Task to carry out:
Every record should be repeated exactly, except that pictures are left out.

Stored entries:
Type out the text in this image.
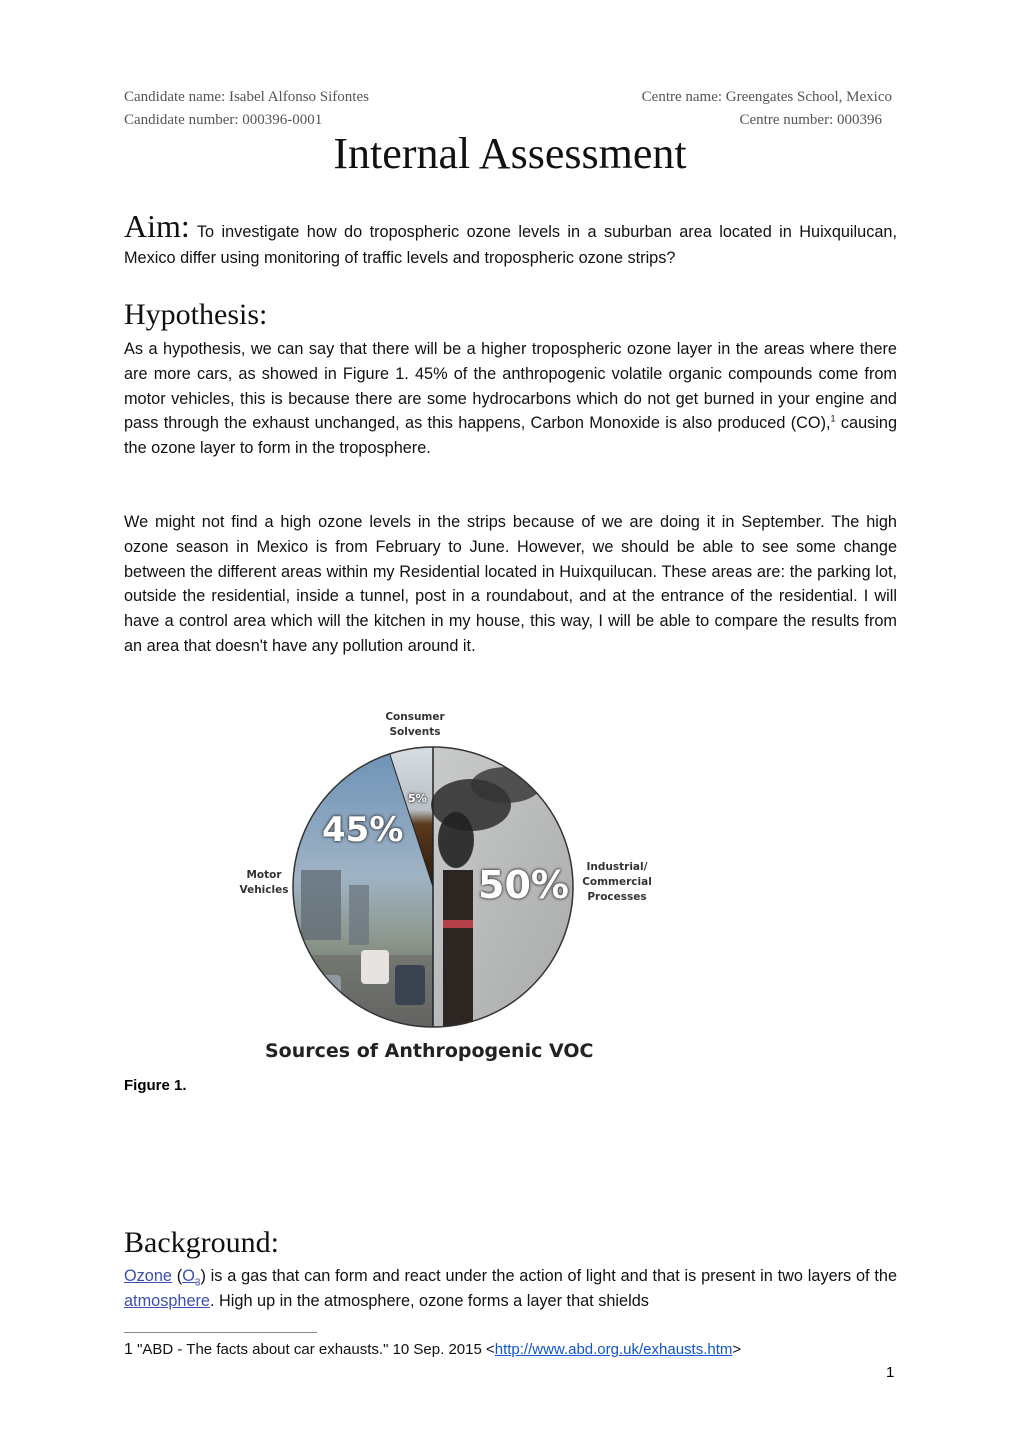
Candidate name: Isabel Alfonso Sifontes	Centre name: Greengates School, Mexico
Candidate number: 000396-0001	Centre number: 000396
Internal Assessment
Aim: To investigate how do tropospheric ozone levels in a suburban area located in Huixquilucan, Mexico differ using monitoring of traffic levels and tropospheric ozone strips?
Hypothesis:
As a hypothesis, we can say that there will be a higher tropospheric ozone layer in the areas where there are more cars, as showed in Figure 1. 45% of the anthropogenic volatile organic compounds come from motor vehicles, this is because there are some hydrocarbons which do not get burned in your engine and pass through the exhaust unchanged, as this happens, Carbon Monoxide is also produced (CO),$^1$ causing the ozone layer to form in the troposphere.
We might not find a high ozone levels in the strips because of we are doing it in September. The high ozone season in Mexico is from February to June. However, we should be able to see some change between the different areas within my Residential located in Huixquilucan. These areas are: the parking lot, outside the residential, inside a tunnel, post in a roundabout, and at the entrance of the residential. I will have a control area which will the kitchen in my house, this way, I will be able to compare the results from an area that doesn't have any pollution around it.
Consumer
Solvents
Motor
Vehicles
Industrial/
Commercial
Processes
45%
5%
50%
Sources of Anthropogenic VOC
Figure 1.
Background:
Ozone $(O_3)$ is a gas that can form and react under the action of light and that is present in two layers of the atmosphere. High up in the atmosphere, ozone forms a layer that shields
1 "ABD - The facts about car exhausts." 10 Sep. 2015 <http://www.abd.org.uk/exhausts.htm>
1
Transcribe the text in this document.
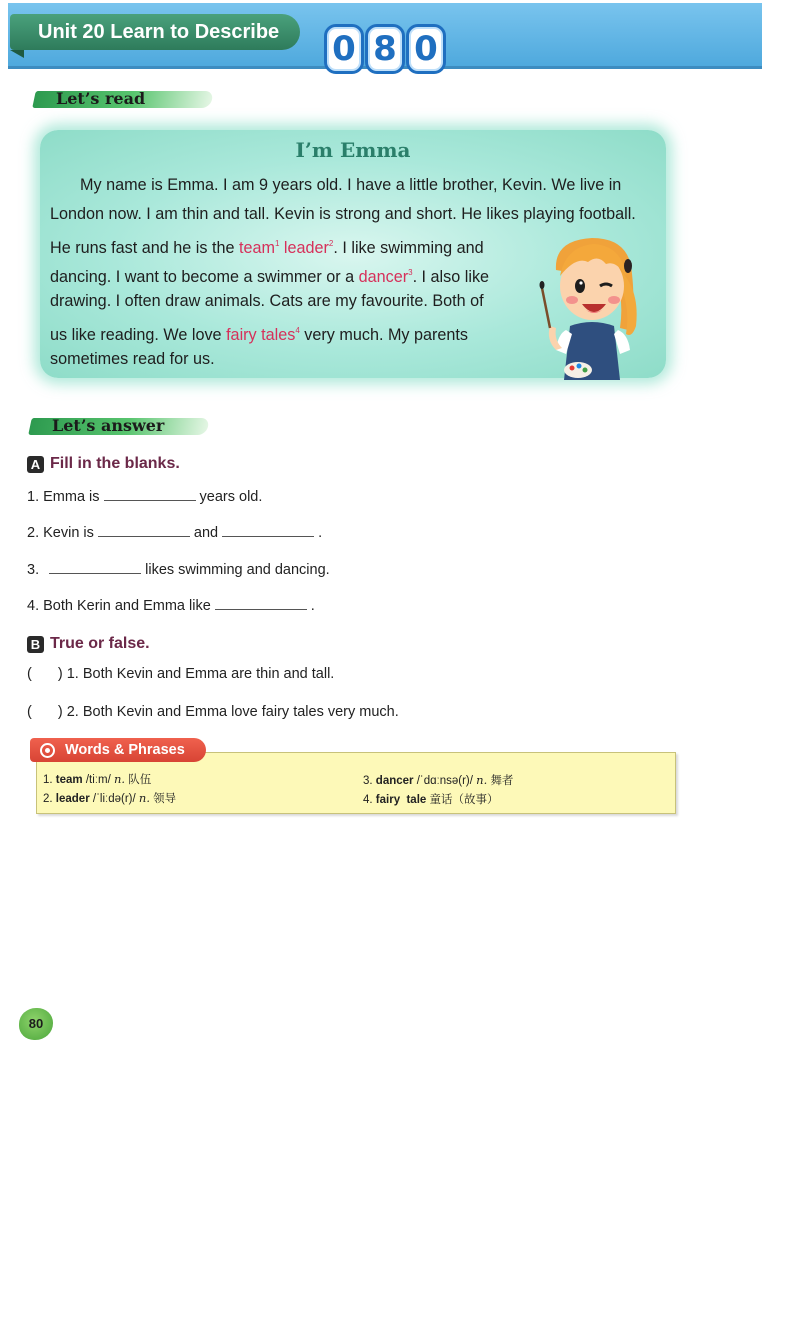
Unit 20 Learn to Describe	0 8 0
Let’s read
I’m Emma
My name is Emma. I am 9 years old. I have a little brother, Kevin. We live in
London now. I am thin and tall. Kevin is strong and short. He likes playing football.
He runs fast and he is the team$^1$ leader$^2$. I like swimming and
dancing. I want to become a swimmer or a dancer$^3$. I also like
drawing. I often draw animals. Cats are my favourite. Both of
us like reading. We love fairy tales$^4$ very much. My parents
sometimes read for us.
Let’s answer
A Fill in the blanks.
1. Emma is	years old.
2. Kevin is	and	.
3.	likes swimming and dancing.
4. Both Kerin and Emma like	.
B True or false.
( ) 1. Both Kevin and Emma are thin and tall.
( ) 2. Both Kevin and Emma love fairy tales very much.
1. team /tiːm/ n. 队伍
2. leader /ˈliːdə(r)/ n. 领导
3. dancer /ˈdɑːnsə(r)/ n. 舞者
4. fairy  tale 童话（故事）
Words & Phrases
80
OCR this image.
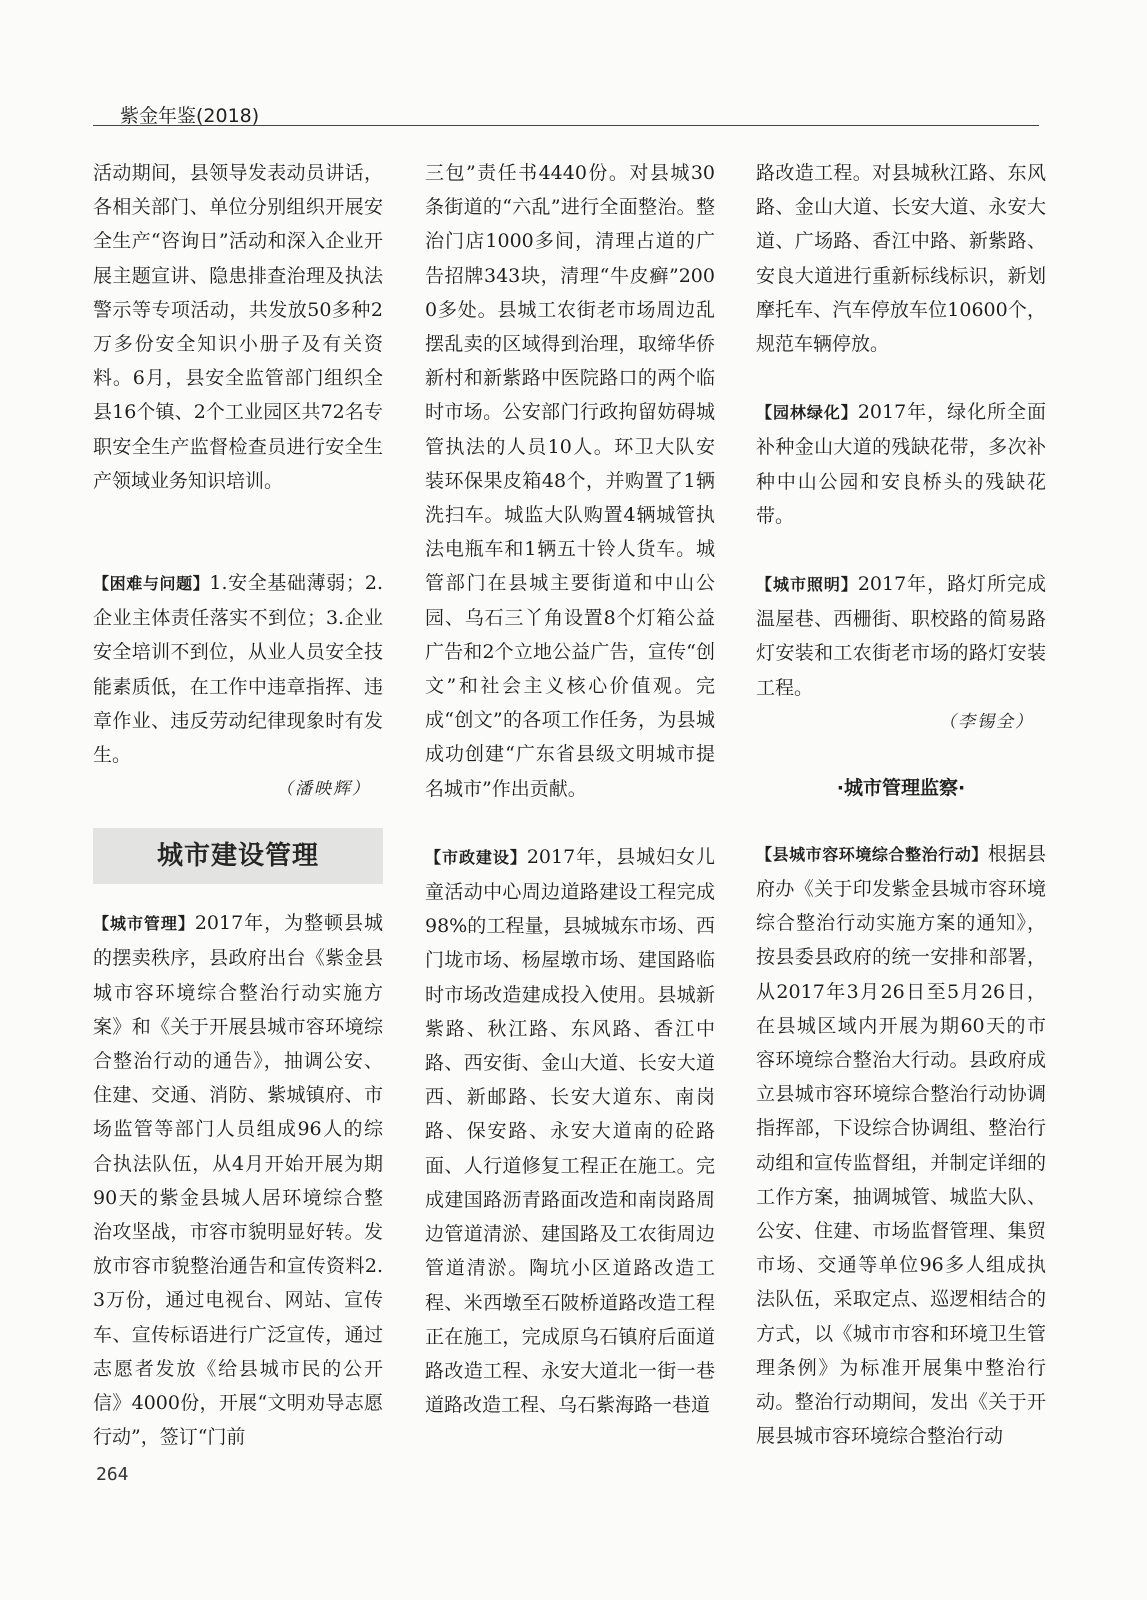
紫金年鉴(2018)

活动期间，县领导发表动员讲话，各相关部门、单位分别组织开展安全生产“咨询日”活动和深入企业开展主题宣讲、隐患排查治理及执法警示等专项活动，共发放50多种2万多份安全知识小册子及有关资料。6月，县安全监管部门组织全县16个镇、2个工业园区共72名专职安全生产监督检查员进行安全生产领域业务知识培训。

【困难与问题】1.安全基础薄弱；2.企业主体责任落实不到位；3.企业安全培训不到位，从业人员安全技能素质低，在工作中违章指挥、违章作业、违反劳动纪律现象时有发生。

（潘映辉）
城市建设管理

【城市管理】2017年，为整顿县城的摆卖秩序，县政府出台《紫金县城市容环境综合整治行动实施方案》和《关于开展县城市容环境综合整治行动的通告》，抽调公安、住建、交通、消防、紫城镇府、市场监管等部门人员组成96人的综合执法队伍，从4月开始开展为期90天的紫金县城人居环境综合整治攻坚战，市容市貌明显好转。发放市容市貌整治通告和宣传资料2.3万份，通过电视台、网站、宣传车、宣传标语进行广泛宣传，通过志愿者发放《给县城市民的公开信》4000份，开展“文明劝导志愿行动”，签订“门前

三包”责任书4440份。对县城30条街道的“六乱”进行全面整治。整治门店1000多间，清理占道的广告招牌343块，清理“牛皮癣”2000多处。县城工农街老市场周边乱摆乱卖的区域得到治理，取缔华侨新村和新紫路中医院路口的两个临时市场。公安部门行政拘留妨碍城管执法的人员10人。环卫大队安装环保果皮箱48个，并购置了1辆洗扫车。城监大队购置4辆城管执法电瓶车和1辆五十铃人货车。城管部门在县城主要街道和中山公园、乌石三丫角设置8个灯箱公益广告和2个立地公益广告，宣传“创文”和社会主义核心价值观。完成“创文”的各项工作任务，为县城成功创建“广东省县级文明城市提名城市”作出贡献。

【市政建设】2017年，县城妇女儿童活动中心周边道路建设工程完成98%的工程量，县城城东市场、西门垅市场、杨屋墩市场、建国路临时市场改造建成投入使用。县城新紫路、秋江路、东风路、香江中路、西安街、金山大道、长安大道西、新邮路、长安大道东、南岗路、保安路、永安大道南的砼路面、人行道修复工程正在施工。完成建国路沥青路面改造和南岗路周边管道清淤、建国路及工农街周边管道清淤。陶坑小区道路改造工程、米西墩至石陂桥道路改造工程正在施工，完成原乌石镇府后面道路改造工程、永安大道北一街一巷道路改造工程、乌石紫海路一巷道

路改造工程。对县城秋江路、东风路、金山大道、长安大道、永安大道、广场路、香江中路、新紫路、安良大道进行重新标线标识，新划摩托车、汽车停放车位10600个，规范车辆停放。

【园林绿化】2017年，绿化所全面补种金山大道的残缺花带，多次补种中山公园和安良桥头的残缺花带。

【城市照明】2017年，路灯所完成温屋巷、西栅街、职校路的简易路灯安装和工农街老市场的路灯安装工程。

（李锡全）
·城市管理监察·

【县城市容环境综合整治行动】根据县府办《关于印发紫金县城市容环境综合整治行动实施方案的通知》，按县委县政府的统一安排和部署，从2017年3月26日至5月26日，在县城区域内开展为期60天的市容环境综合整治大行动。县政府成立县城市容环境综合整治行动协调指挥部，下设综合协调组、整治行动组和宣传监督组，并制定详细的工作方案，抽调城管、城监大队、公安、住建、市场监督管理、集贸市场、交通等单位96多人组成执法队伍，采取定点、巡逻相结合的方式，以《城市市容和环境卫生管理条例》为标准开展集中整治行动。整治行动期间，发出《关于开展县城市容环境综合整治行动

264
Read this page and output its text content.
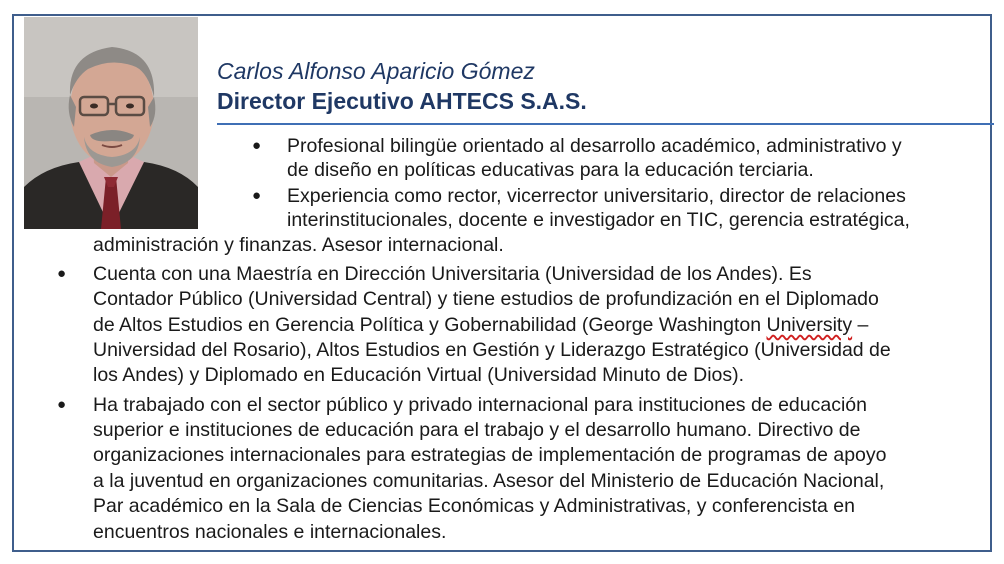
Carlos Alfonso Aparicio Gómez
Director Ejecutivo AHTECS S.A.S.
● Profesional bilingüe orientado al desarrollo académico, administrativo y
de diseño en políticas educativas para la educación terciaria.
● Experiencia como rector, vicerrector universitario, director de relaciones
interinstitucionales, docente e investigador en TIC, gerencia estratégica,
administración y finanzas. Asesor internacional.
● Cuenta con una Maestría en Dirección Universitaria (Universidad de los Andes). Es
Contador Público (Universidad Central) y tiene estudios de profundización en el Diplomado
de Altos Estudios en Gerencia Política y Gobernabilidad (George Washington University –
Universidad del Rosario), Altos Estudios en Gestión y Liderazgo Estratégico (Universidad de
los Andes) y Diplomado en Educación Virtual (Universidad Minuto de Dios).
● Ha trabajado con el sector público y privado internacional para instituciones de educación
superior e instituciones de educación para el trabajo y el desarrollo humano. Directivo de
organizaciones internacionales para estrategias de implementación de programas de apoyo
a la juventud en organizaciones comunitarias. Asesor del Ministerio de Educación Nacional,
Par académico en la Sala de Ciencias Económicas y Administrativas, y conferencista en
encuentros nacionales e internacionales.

Result of the exercise:
Type out the text in this image.
Candidate name: Isabel Alfonso Sifontes	Centre name: Greengates School, Mexico
Candidate number: 000396-0001	Centre number: 000396
Internal Assessment
Aim: To investigate how do tropospheric ozone levels in a suburban area located in Huixquilucan, Mexico differ using monitoring of traffic levels and tropospheric ozone strips?
Hypothesis:
As a hypothesis, we can say that there will be a higher tropospheric ozone layer in the areas where there are more cars, as showed in Figure 1. 45% of the anthropogenic volatile organic compounds come from motor vehicles, this is because there are some hydrocarbons which do not get burned in your engine and pass through the exhaust unchanged, as this happens, Carbon Monoxide is also produced (CO),$^1$ causing the ozone layer to form in the troposphere.
We might not find a high ozone levels in the strips because of we are doing it in September. The high ozone season in Mexico is from February to June. However, we should be able to see some change between the different areas within my Residential located in Huixquilucan. These areas are: the parking lot, outside the residential, inside a tunnel, post in a roundabout, and at the entrance of the residential. I will have a control area which will the kitchen in my house, this way, I will be able to compare the results from an area that doesn't have any pollution around it.
Consumer
Solvents
Motor
Vehicles
Industrial/
Commercial
Processes
45%
5%
50%
Sources of Anthropogenic VOC
Figure 1.
Background:
Ozone $(O_3)$ is a gas that can form and react under the action of light and that is present in two layers of the atmosphere. High up in the atmosphere, ozone forms a layer that shields
1 "ABD - The facts about car exhausts." 10 Sep. 2015 <http://www.abd.org.uk/exhausts.htm>
1
Transcribe the text in this document.
Unit 20 Learn to Describe	0 8 0
Let’s read
I’m Emma
My name is Emma. I am 9 years old. I have a little brother, Kevin. We live in
London now. I am thin and tall. Kevin is strong and short. He likes playing football.
He runs fast and he is the team$^1$ leader$^2$. I like swimming and
dancing. I want to become a swimmer or a dancer$^3$. I also like
drawing. I often draw animals. Cats are my favourite. Both of
us like reading. We love fairy tales$^4$ very much. My parents
sometimes read for us.
Let’s answer
A Fill in the blanks.
1. Emma is	years old.
2. Kevin is	and	.
3.	likes swimming and dancing.
4. Both Kerin and Emma like	.
B True or false.
( ) 1. Both Kevin and Emma are thin and tall.
( ) 2. Both Kevin and Emma love fairy tales very much.
1. team /tiːm/ n. 队伍
2. leader /ˈliːdə(r)/ n. 领导
3. dancer /ˈdɑːnsə(r)/ n. 舞者
4. fairy  tale 童话（故事）
Words & Phrases
80
OCR this image.
紫金年鉴(2018)

活动期间，县领导发表动员讲话，各相关部门、单位分别组织开展安全生产“咨询日”活动和深入企业开展主题宣讲、隐患排查治理及执法警示等专项活动，共发放50多种2万多份安全知识小册子及有关资料。6月，县安全监管部门组织全县16个镇、2个工业园区共72名专职安全生产监督检查员进行安全生产领域业务知识培训。

【困难与问题】1.安全基础薄弱；2.企业主体责任落实不到位；3.企业安全培训不到位，从业人员安全技能素质低，在工作中违章指挥、违章作业、违反劳动纪律现象时有发生。

（潘映辉）
城市建设管理

【城市管理】2017年，为整顿县城的摆卖秩序，县政府出台《紫金县城市容环境综合整治行动实施方案》和《关于开展县城市容环境综合整治行动的通告》，抽调公安、住建、交通、消防、紫城镇府、市场监管等部门人员组成96人的综合执法队伍，从4月开始开展为期90天的紫金县城人居环境综合整治攻坚战，市容市貌明显好转。发放市容市貌整治通告和宣传资料2.3万份，通过电视台、网站、宣传车、宣传标语进行广泛宣传，通过志愿者发放《给县城市民的公开信》4000份，开展“文明劝导志愿行动”，签订“门前

三包”责任书4440份。对县城30条街道的“六乱”进行全面整治。整治门店1000多间，清理占道的广告招牌343块，清理“牛皮癣”2000多处。县城工农街老市场周边乱摆乱卖的区域得到治理，取缔华侨新村和新紫路中医院路口的两个临时市场。公安部门行政拘留妨碍城管执法的人员10人。环卫大队安装环保果皮箱48个，并购置了1辆洗扫车。城监大队购置4辆城管执法电瓶车和1辆五十铃人货车。城管部门在县城主要街道和中山公园、乌石三丫角设置8个灯箱公益广告和2个立地公益广告，宣传“创文”和社会主义核心价值观。完成“创文”的各项工作任务，为县城成功创建“广东省县级文明城市提名城市”作出贡献。

【市政建设】2017年，县城妇女儿童活动中心周边道路建设工程完成98%的工程量，县城城东市场、西门垅市场、杨屋墩市场、建国路临时市场改造建成投入使用。县城新紫路、秋江路、东风路、香江中路、西安街、金山大道、长安大道西、新邮路、长安大道东、南岗路、保安路、永安大道南的砼路面、人行道修复工程正在施工。完成建国路沥青路面改造和南岗路周边管道清淤、建国路及工农街周边管道清淤。陶坑小区道路改造工程、米西墩至石陂桥道路改造工程正在施工，完成原乌石镇府后面道路改造工程、永安大道北一街一巷道路改造工程、乌石紫海路一巷道

路改造工程。对县城秋江路、东风路、金山大道、长安大道、永安大道、广场路、香江中路、新紫路、安良大道进行重新标线标识，新划摩托车、汽车停放车位10600个，规范车辆停放。

【园林绿化】2017年，绿化所全面补种金山大道的残缺花带，多次补种中山公园和安良桥头的残缺花带。

【城市照明】2017年，路灯所完成温屋巷、西栅街、职校路的简易路灯安装和工农街老市场的路灯安装工程。

（李锡全）
·城市管理监察·

【县城市容环境综合整治行动】根据县府办《关于印发紫金县城市容环境综合整治行动实施方案的通知》，按县委县政府的统一安排和部署，从2017年3月26日至5月26日，在县城区域内开展为期60天的市容环境综合整治大行动。县政府成立县城市容环境综合整治行动协调指挥部，下设综合协调组、整治行动组和宣传监督组，并制定详细的工作方案，抽调城管、城监大队、公安、住建、市场监督管理、集贸市场、交通等单位96多人组成执法队伍，采取定点、巡逻相结合的方式，以《城市市容和环境卫生管理条例》为标准开展集中整治行动。整治行动期间，发出《关于开展县城市容环境综合整治行动

264
Read this page and output its text content.
Carlos Alfonso Aparicio Gómez
Director Ejecutivo AHTECS S.A.S.
● Profesional bilingüe orientado al desarrollo académico, administrativo y
de diseño en políticas educativas para la educación terciaria.
● Experiencia como rector, vicerrector universitario, director de relaciones
interinstitucionales, docente e investigador en TIC, gerencia estratégica,
administración y finanzas. Asesor internacional.
● Cuenta con una Maestría en Dirección Universitaria (Universidad de los Andes). Es
Contador Público (Universidad Central) y tiene estudios de profundización en el Diplomado
de Altos Estudios en Gerencia Política y Gobernabilidad (George Washington University –
Universidad del Rosario), Altos Estudios en Gestión y Liderazgo Estratégico (Universidad de
los Andes) y Diplomado en Educación Virtual (Universidad Minuto de Dios).
● Ha trabajado con el sector público y privado internacional para instituciones de educación
superior e instituciones de educación para el trabajo y el desarrollo humano. Directivo de
organizaciones internacionales para estrategias de implementación de programas de apoyo
a la juventud en organizaciones comunitarias. Asesor del Ministerio de Educación Nacional,
Par académico en la Sala de Ciencias Económicas y Administrativas, y conferencista en
encuentros nacionales e internacionales.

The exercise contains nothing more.